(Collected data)
^^^^^^^^

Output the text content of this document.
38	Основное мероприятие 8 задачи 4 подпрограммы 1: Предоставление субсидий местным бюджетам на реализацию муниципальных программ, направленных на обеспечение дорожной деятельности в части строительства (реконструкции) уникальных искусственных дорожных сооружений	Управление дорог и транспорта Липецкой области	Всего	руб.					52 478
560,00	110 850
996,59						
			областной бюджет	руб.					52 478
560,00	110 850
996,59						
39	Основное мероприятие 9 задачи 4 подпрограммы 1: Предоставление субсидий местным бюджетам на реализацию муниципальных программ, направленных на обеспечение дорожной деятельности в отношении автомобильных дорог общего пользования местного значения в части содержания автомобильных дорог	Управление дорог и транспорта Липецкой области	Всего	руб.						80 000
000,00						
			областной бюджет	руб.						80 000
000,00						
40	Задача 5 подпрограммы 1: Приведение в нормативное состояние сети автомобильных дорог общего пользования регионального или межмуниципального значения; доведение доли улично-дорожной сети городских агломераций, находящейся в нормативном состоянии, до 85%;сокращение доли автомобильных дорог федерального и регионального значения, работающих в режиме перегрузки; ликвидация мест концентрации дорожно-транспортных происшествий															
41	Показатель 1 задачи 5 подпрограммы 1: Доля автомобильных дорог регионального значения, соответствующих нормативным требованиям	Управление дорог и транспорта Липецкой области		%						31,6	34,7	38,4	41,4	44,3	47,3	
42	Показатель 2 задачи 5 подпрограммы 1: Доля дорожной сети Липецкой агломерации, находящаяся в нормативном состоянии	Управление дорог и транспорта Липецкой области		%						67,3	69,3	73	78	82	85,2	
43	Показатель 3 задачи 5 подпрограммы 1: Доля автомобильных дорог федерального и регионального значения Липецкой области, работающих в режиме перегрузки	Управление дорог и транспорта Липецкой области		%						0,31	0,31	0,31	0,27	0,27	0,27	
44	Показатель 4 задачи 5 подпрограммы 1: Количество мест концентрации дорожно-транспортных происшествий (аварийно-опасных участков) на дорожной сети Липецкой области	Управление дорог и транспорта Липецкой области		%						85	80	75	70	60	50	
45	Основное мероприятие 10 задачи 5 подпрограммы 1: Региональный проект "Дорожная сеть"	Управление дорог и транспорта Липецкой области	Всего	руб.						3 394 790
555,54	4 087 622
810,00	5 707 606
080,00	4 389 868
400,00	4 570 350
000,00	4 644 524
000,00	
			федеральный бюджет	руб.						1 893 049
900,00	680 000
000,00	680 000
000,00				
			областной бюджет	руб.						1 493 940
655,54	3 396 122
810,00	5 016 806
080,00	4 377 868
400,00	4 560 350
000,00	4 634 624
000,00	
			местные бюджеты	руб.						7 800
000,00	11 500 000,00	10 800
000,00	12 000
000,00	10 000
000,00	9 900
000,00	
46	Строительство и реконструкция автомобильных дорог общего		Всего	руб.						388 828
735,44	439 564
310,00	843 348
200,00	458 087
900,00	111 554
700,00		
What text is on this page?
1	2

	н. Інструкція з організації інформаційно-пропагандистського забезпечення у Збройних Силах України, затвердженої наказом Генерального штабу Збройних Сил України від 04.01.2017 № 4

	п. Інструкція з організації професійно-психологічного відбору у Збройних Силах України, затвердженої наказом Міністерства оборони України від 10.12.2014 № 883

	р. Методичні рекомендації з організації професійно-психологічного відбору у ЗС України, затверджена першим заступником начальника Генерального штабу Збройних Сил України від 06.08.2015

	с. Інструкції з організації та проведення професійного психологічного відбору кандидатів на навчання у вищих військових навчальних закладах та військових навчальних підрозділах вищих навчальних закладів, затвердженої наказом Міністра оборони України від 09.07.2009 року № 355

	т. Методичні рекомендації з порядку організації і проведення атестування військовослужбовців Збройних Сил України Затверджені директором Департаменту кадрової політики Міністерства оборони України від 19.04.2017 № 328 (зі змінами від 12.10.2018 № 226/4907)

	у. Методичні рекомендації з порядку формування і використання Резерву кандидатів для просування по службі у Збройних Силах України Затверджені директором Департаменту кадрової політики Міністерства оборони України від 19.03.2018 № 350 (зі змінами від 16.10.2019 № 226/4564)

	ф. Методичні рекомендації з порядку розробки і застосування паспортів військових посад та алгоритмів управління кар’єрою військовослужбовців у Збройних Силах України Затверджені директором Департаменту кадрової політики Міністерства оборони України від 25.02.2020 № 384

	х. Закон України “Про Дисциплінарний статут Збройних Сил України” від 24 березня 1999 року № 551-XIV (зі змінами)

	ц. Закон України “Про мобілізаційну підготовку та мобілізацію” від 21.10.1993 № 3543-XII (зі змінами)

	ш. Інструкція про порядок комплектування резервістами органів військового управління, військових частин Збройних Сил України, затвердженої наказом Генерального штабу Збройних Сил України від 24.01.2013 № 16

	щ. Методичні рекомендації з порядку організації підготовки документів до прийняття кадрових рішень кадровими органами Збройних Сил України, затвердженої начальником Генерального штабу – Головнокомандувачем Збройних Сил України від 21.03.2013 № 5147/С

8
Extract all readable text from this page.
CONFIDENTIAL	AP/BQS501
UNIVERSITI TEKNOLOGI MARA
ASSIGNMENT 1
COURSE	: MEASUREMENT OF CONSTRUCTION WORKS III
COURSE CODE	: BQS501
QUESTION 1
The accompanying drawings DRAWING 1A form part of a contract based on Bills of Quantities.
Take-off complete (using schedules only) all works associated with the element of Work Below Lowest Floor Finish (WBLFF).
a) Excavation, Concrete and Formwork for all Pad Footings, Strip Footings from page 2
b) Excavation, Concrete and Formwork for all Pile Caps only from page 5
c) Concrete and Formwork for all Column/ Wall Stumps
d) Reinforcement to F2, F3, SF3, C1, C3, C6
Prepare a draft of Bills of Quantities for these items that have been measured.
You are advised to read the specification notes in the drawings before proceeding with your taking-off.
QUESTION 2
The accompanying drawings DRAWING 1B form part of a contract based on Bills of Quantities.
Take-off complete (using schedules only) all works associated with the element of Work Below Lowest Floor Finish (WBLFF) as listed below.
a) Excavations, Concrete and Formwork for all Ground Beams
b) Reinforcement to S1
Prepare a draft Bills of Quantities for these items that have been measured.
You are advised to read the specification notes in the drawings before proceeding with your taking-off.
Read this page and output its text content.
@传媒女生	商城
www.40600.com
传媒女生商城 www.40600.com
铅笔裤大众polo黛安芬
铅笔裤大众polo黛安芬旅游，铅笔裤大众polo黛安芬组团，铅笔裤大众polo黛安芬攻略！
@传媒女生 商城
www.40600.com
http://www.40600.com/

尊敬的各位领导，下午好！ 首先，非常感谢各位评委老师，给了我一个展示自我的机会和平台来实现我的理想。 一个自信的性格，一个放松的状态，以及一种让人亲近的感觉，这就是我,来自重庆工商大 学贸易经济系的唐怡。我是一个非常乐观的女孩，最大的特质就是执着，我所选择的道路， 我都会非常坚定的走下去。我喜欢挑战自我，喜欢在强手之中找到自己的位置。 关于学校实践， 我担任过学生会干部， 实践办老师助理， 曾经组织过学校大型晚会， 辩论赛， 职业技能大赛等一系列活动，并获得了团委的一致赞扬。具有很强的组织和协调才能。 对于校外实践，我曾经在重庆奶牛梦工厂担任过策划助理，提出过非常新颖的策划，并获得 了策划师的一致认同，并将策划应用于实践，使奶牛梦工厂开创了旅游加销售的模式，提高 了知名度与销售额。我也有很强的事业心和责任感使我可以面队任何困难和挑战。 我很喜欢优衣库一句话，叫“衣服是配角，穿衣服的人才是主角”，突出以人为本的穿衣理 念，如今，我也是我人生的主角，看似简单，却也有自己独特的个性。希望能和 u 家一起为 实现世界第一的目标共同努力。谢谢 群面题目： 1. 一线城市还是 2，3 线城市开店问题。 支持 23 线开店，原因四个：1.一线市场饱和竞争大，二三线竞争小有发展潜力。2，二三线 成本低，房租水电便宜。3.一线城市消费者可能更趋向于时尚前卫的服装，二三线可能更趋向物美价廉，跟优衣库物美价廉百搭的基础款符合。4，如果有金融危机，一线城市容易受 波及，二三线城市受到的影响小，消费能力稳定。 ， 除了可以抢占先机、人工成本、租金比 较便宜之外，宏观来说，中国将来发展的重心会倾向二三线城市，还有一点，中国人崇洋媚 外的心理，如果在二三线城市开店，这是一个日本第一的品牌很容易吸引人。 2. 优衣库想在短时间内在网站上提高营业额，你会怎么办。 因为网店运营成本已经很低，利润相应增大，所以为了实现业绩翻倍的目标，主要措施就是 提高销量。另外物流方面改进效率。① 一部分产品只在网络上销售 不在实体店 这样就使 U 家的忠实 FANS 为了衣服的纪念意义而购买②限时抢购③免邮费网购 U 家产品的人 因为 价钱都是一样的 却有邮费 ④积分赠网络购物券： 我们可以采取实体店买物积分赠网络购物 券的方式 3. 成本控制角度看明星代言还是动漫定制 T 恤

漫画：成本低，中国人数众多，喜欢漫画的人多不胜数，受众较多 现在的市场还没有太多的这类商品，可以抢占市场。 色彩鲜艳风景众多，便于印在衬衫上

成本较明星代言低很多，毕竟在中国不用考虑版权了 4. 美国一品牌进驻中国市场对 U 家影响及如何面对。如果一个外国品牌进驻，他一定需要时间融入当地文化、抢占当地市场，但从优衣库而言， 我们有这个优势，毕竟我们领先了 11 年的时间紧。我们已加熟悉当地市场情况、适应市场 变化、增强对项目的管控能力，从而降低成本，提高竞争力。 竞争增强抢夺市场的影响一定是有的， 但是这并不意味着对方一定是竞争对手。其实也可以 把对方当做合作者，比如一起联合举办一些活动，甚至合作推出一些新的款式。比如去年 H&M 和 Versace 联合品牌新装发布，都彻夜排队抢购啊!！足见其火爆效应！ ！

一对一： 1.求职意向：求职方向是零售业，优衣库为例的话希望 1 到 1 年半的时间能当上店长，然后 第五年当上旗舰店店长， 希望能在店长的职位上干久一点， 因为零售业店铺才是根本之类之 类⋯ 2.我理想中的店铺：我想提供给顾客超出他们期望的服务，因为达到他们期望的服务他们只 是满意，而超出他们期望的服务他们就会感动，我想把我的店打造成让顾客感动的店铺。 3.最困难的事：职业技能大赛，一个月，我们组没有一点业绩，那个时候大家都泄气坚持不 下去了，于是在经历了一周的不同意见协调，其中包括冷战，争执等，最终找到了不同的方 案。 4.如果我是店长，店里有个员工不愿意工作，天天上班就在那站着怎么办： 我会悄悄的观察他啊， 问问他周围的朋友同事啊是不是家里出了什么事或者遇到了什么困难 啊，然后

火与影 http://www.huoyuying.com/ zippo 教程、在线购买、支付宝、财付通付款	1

^^^^^^^^

> **What you are asked to do**
Every line of the listing that holds "based" should be found and copied.

> **Response to the task**
The accompanying drawings DRAWING 1A form part of a contract based on Bills of Quantities.
The accompanying drawings DRAWING 1B form part of a contract based on Bills of Quantities.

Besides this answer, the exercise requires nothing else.